** begin **

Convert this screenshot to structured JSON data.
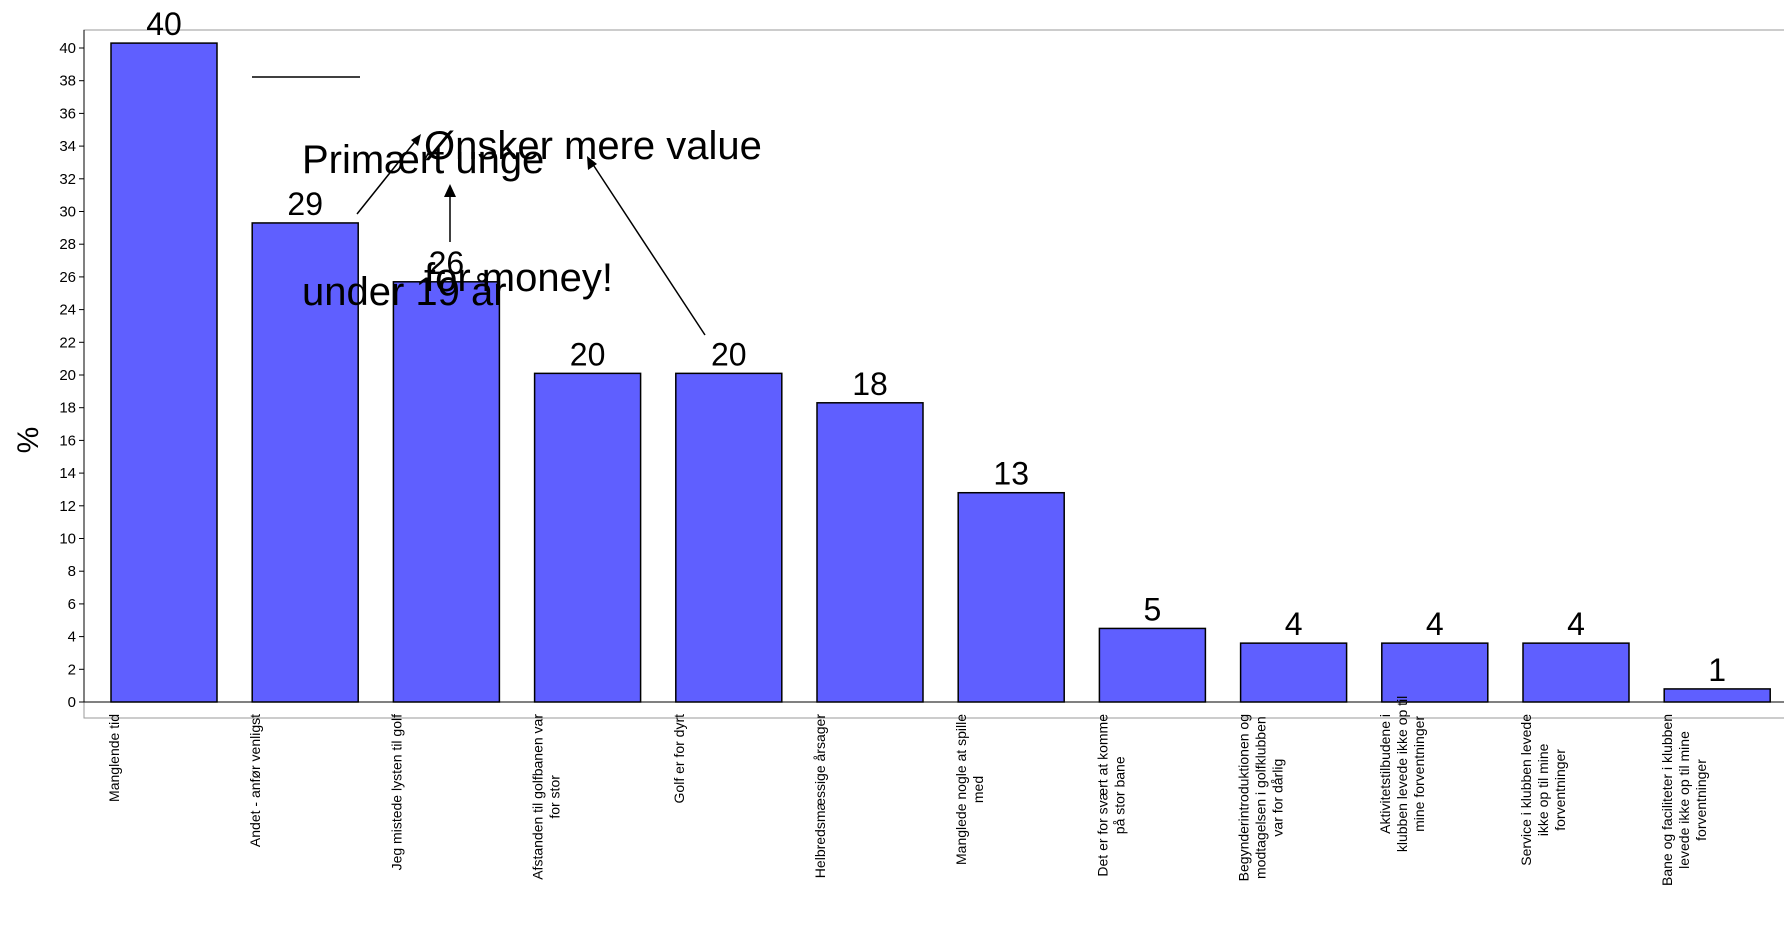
{
  "chart_data": {
    "type": "bar",
    "ylabel": "%",
    "ylim": [
      0,
      41
    ],
    "yticks": [
      0,
      2,
      4,
      6,
      8,
      10,
      12,
      14,
      16,
      18,
      20,
      22,
      24,
      26,
      28,
      30,
      32,
      34,
      36,
      38,
      40
    ],
    "categories": [
      [
        "Manglende tid"
      ],
      [
        "Andet - anfør venligst"
      ],
      [
        "Jeg mistede lysten til golf"
      ],
      [
        "Afstanden til golfbanen var",
        "for stor"
      ],
      [
        "Golf er for dyrt"
      ],
      [
        "Helbredsmæssige årsager"
      ],
      [
        "Manglede nogle at spille",
        "med"
      ],
      [
        "Det er for svært at komme",
        "på stor bane"
      ],
      [
        "Begynderintroduktionen og",
        "modtagelsen i golfklubben",
        "var for dårlig"
      ],
      [
        "Aktivitetstilbudene i",
        "klubben levede ikke op til",
        "mine forventninger"
      ],
      [
        "Service i klubben levede",
        "ikke op til mine",
        "forventninger"
      ],
      [
        "Bane og faciliteter i klubben",
        "levede ikke op til mine",
        "forventninger"
      ]
    ],
    "values": [
      40.3,
      29.3,
      25.7,
      20.1,
      20.1,
      18.3,
      12.8,
      4.5,
      3.6,
      3.6,
      3.6,
      0.8
    ],
    "data_labels": [
      "40",
      "29",
      "26",
      "20",
      "20",
      "18",
      "13",
      "5",
      "4",
      "4",
      "4",
      "1"
    ],
    "bar_color": "#5f5fff",
    "bar_edge_color": "#000000",
    "grid": false,
    "legend": "none"
  },
  "annotations": {
    "young": [
      "Primært unge",
      "under 19 år"
    ],
    "value": [
      "Ønsker mere value",
      "for money!"
    ]
  }
}
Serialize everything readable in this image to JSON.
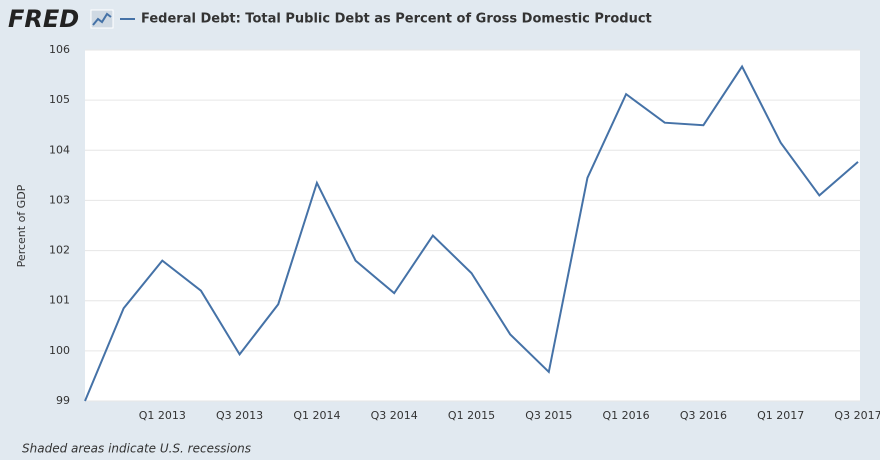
{
  "header": {
    "logo": "FRED"
  },
  "chart_data": {
    "type": "line",
    "ylabel": "Percent of GDP",
    "note": "Shaded areas indicate U.S. recessions",
    "categories": [
      null,
      null,
      "Q1 2013",
      null,
      "Q3 2013",
      null,
      "Q1 2014",
      null,
      "Q3 2014",
      null,
      "Q1 2015",
      null,
      "Q3 2015",
      null,
      "Q1 2016",
      null,
      "Q3 2016",
      null,
      "Q1 2017",
      null,
      "Q3 2017"
    ],
    "series": [
      {
        "name": "Federal Debt: Total Public Debt as Percent of Gross Domestic Product",
        "color": "#4572a7",
        "values": [
          99.0,
          100.85,
          101.8,
          101.2,
          99.93,
          100.93,
          103.35,
          101.8,
          101.15,
          102.3,
          101.55,
          100.33,
          99.58,
          103.45,
          105.12,
          104.55,
          104.5,
          105.67,
          104.15,
          103.1,
          103.77
        ]
      }
    ],
    "ylim": [
      99,
      106
    ],
    "yticks": [
      99,
      100,
      101,
      102,
      103,
      104,
      105,
      106
    ],
    "grid": true
  }
}
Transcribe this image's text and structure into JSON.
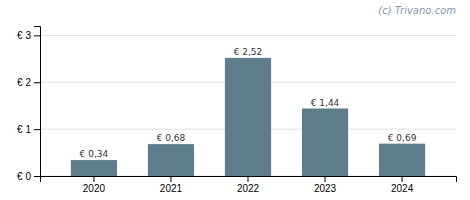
{
  "chart_data": {
    "type": "bar",
    "annotation": "(c) Trivano.com",
    "categories": [
      "2020",
      "2021",
      "2022",
      "2023",
      "2024"
    ],
    "values": [
      0.34,
      0.68,
      2.52,
      1.44,
      0.69
    ],
    "value_labels": [
      "€ 0,34",
      "€ 0,68",
      "€ 2,52",
      "€ 1,44",
      "€ 0,69"
    ],
    "color": "#607d8b",
    "ylim": [
      0,
      3.2
    ],
    "yticks": [
      {
        "value": 0,
        "label": "€ 0"
      },
      {
        "value": 1,
        "label": "€ 1"
      },
      {
        "value": 2,
        "label": "€ 2"
      },
      {
        "value": 3,
        "label": "€ 3"
      }
    ],
    "grid": true,
    "data_labels": true
  }
}
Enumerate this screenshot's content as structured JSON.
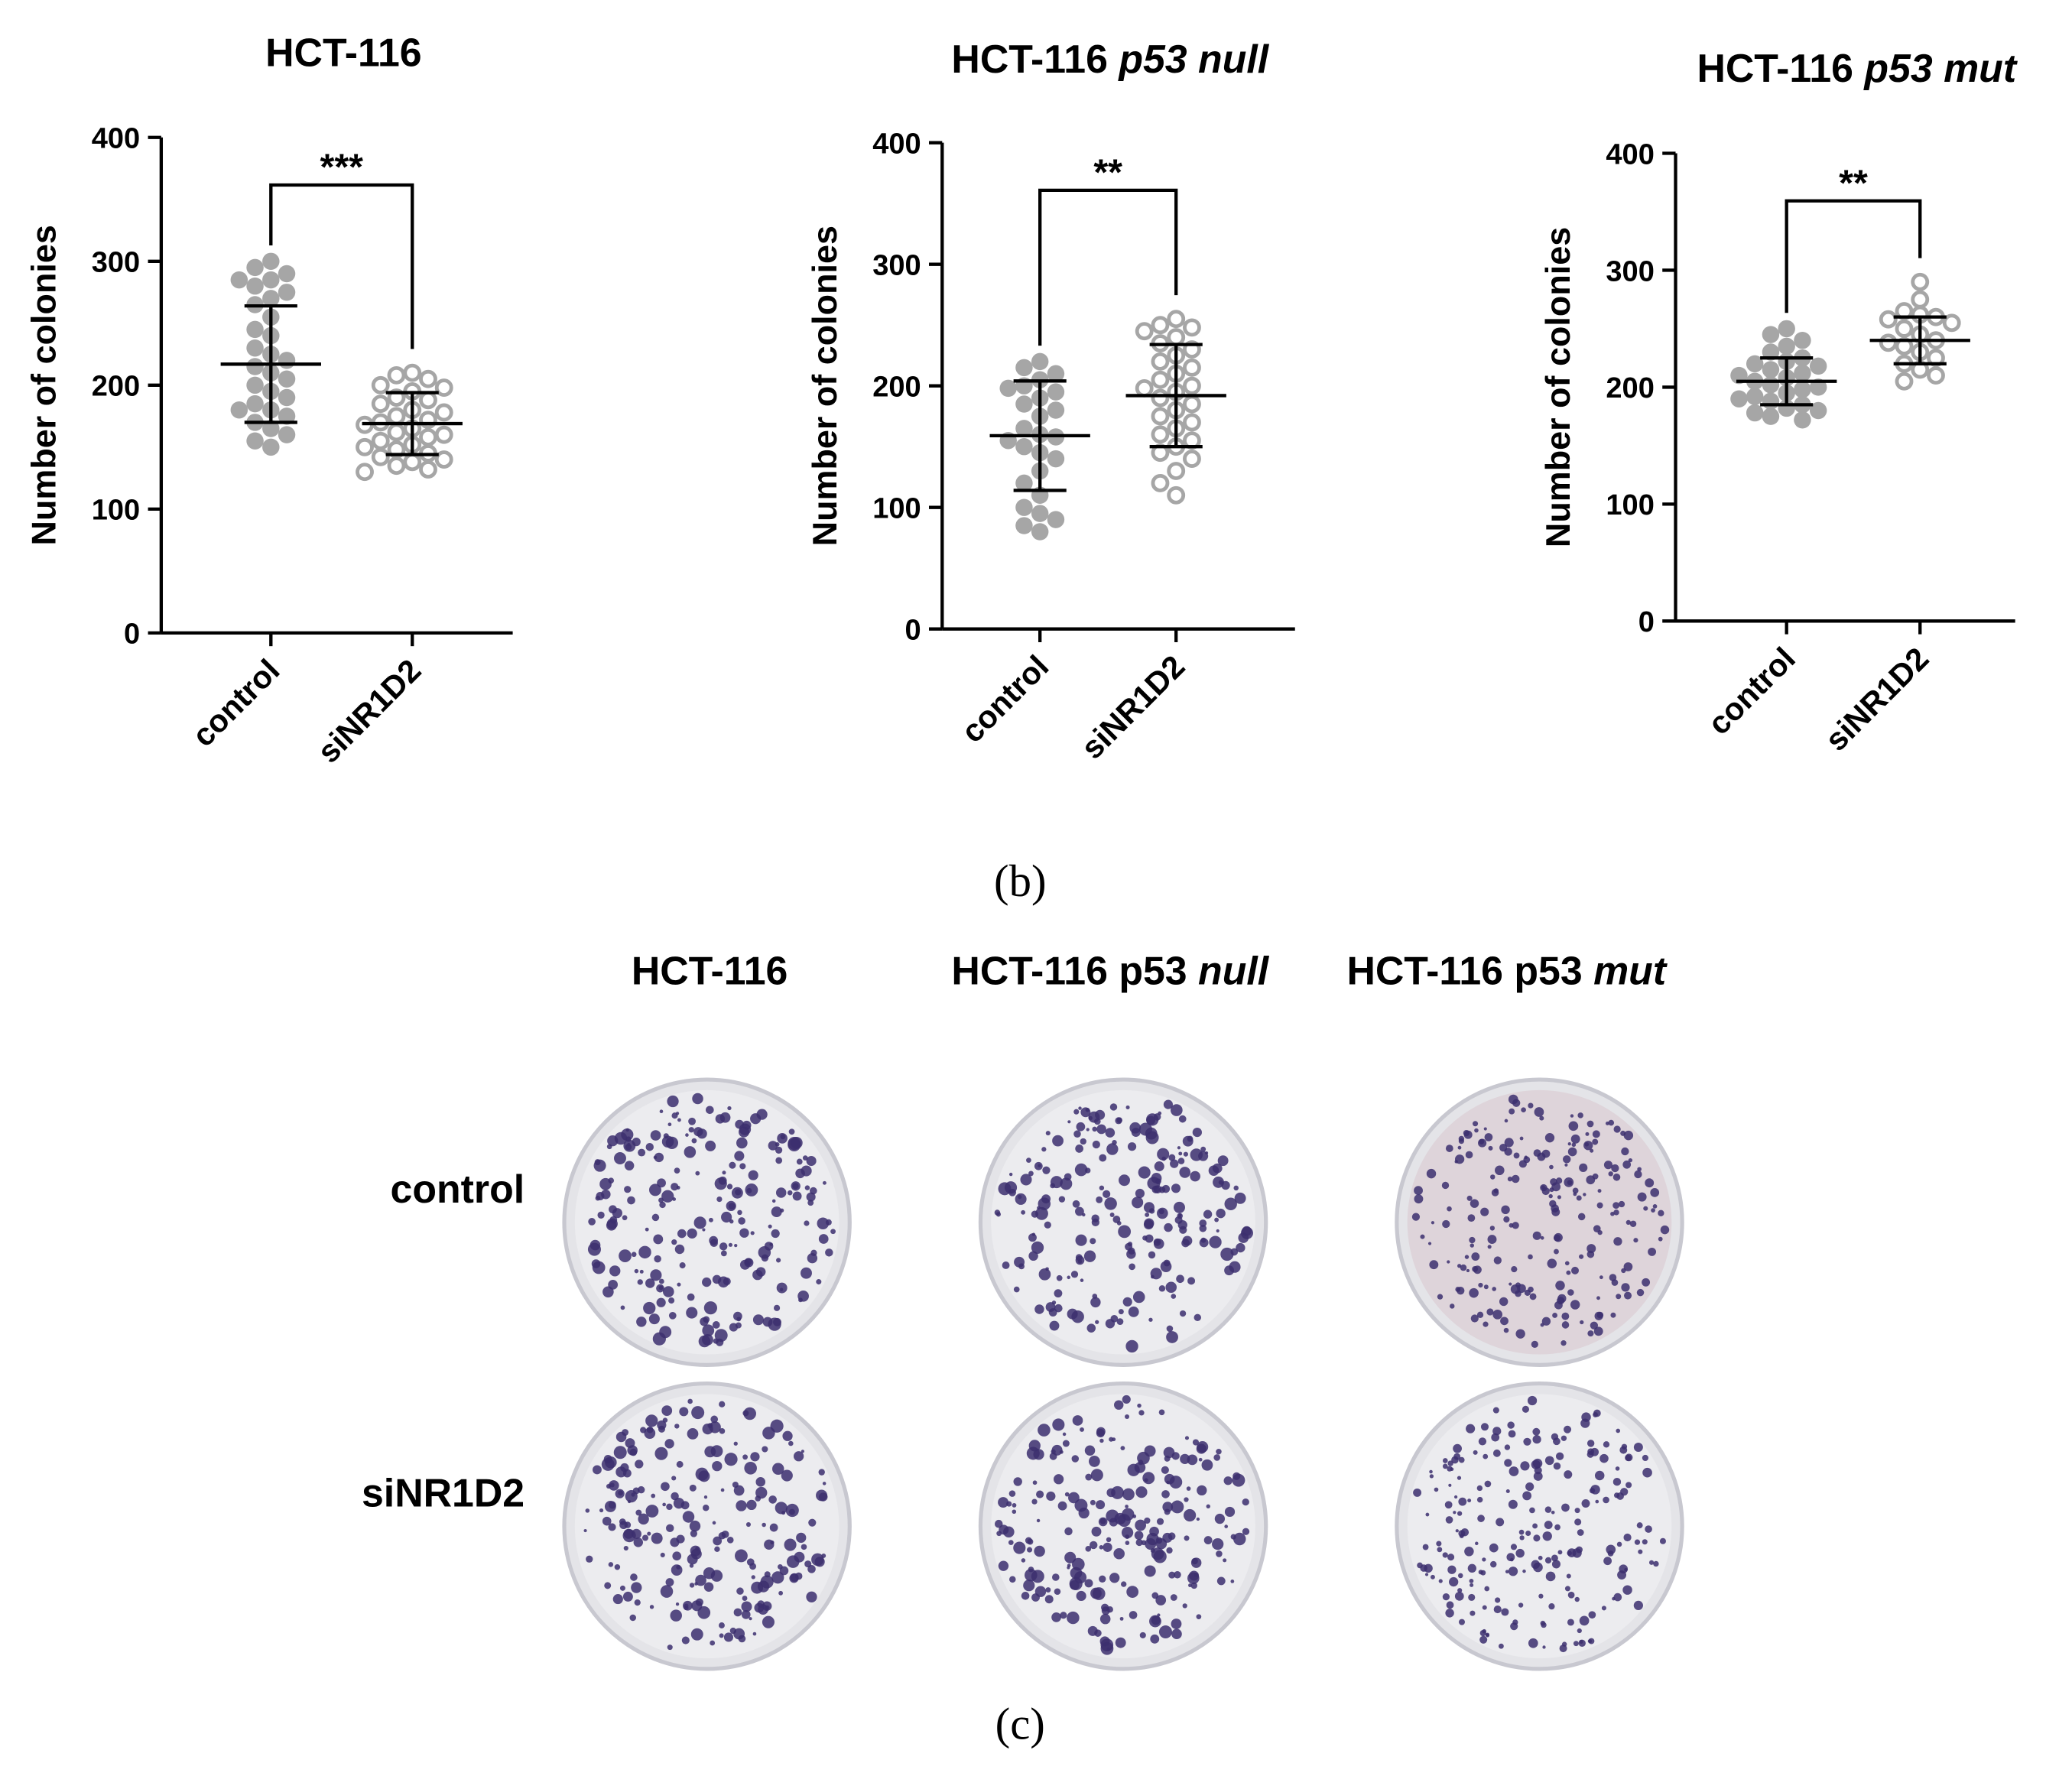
{
  "chart_data": [
    {
      "type": "dotplot",
      "title": "HCT-116",
      "title_italic": null,
      "ylabel": "Number of colonies",
      "categories": [
        "control",
        "siNR1D2"
      ],
      "ylim": [
        0,
        400
      ],
      "yticks": [
        0,
        100,
        200,
        300,
        400
      ],
      "significance": "***",
      "groups": [
        {
          "filled": true,
          "color": "#a6a6a6",
          "mean": 217,
          "sd": 47,
          "values": [
            300,
            295,
            290,
            285,
            285,
            280,
            275,
            270,
            265,
            255,
            245,
            240,
            230,
            225,
            220,
            215,
            210,
            205,
            200,
            195,
            190,
            185,
            180,
            180,
            175,
            170,
            165,
            160,
            155,
            150
          ]
        },
        {
          "filled": false,
          "color": "#a6a6a6",
          "mean": 169,
          "sd": 25,
          "values": [
            210,
            208,
            205,
            200,
            198,
            195,
            190,
            188,
            185,
            180,
            178,
            175,
            172,
            170,
            168,
            165,
            162,
            160,
            158,
            155,
            152,
            150,
            148,
            145,
            142,
            140,
            138,
            135,
            132,
            130
          ]
        }
      ]
    },
    {
      "type": "dotplot",
      "title": "HCT-116",
      "title_italic": "p53 null",
      "ylabel": "Number of colonies",
      "categories": [
        "control",
        "siNR1D2"
      ],
      "ylim": [
        0,
        400
      ],
      "yticks": [
        0,
        100,
        200,
        300,
        400
      ],
      "significance": "**",
      "groups": [
        {
          "filled": true,
          "color": "#a6a6a6",
          "mean": 159,
          "sd": 45,
          "values": [
            220,
            215,
            210,
            205,
            200,
            198,
            195,
            190,
            185,
            180,
            175,
            165,
            160,
            158,
            155,
            150,
            145,
            140,
            130,
            120,
            110,
            100,
            95,
            90,
            85,
            80
          ]
        },
        {
          "filled": false,
          "color": "#a6a6a6",
          "mean": 192,
          "sd": 42,
          "values": [
            255,
            250,
            248,
            245,
            240,
            235,
            230,
            225,
            220,
            215,
            210,
            205,
            200,
            198,
            195,
            190,
            185,
            180,
            175,
            170,
            165,
            160,
            155,
            150,
            145,
            140,
            130,
            120,
            110
          ]
        }
      ]
    },
    {
      "type": "dotplot",
      "title": "HCT-116",
      "title_italic": "p53 mut",
      "ylabel": "Number of colonies",
      "categories": [
        "control",
        "siNR1D2"
      ],
      "ylim": [
        0,
        400
      ],
      "yticks": [
        0,
        100,
        200,
        300,
        400
      ],
      "significance": "**",
      "groups": [
        {
          "filled": true,
          "color": "#a6a6a6",
          "mean": 205,
          "sd": 20,
          "values": [
            250,
            245,
            240,
            235,
            230,
            225,
            222,
            220,
            218,
            215,
            212,
            210,
            208,
            205,
            202,
            200,
            198,
            195,
            192,
            190,
            188,
            185,
            182,
            180,
            178,
            175,
            172
          ]
        },
        {
          "filled": false,
          "color": "#a6a6a6",
          "mean": 240,
          "sd": 20,
          "values": [
            290,
            275,
            265,
            262,
            260,
            258,
            255,
            250,
            245,
            240,
            238,
            235,
            230,
            225,
            220,
            215,
            210,
            205
          ]
        }
      ]
    }
  ],
  "panel_labels": [
    "(b)",
    "(c)"
  ],
  "photo_panel": {
    "columns": [
      {
        "text": "HCT-116",
        "italic": null
      },
      {
        "text": "HCT-116 p53",
        "italic": "null"
      },
      {
        "text": "HCT-116 p53",
        "italic": "mut"
      }
    ],
    "rows": [
      "control",
      "siNR1D2"
    ]
  }
}
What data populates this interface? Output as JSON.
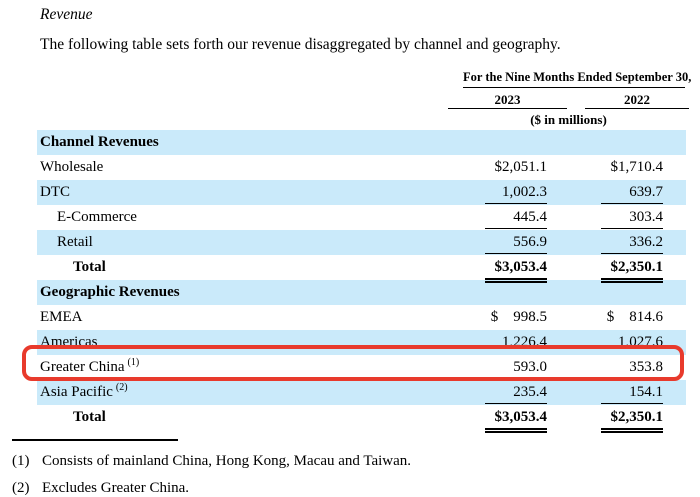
{
  "doc": {
    "section_title": "Revenue",
    "intro_text": "The following table sets forth our revenue disaggregated by channel and geography."
  },
  "table": {
    "period_header": "For the Nine Months Ended September 30,",
    "year_columns": [
      "2023",
      "2022"
    ],
    "units_note": "($ in millions)",
    "rows": [
      {
        "label": "Channel Revenues",
        "v1": "",
        "v2": ""
      },
      {
        "label": "Wholesale",
        "v1": "$2,051.1",
        "v2": "$1,710.4"
      },
      {
        "label": "DTC",
        "v1": "1,002.3",
        "v2": "639.7"
      },
      {
        "label": "E-Commerce",
        "v1": "445.4",
        "v2": "303.4"
      },
      {
        "label": "Retail",
        "v1": "556.9",
        "v2": "336.2"
      },
      {
        "label": "Total",
        "v1": "$3,053.4",
        "v2": "$2,350.1"
      },
      {
        "label": "Geographic Revenues",
        "v1": "",
        "v2": ""
      },
      {
        "label": "EMEA",
        "v1": "$    998.5",
        "v2": "$    814.6"
      },
      {
        "label": "Americas",
        "v1": "1,226.4",
        "v2": "1,027.6"
      },
      {
        "label": "Greater China",
        "sup": "(1)",
        "v1": "593.0",
        "v2": "353.8"
      },
      {
        "label": "Asia Pacific",
        "sup": "(2)",
        "v1": "235.4",
        "v2": "154.1"
      },
      {
        "label": "Total",
        "v1": "$3,053.4",
        "v2": "$2,350.1"
      }
    ]
  },
  "colors": {
    "row_shade": "#caeafa",
    "highlight_red": "#e83a2c"
  },
  "highlight": {
    "target": "greater-china-row"
  },
  "footnotes": [
    {
      "marker": "(1)",
      "text": "Consists of mainland China, Hong Kong, Macau and Taiwan."
    },
    {
      "marker": "(2)",
      "text": "Excludes Greater China."
    }
  ]
}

** end **

**Task directions**:
Copy every line of the listing containing the string "JSON".

**Exercise solution**:
Convert this screenshot to structured JSON data.
Serialize everything readable in this image to JSON.
Transcribe this image's text and structure into JSON.
Enumerate this screenshot's content as structured JSON.
What data populates this interface? Output as JSON.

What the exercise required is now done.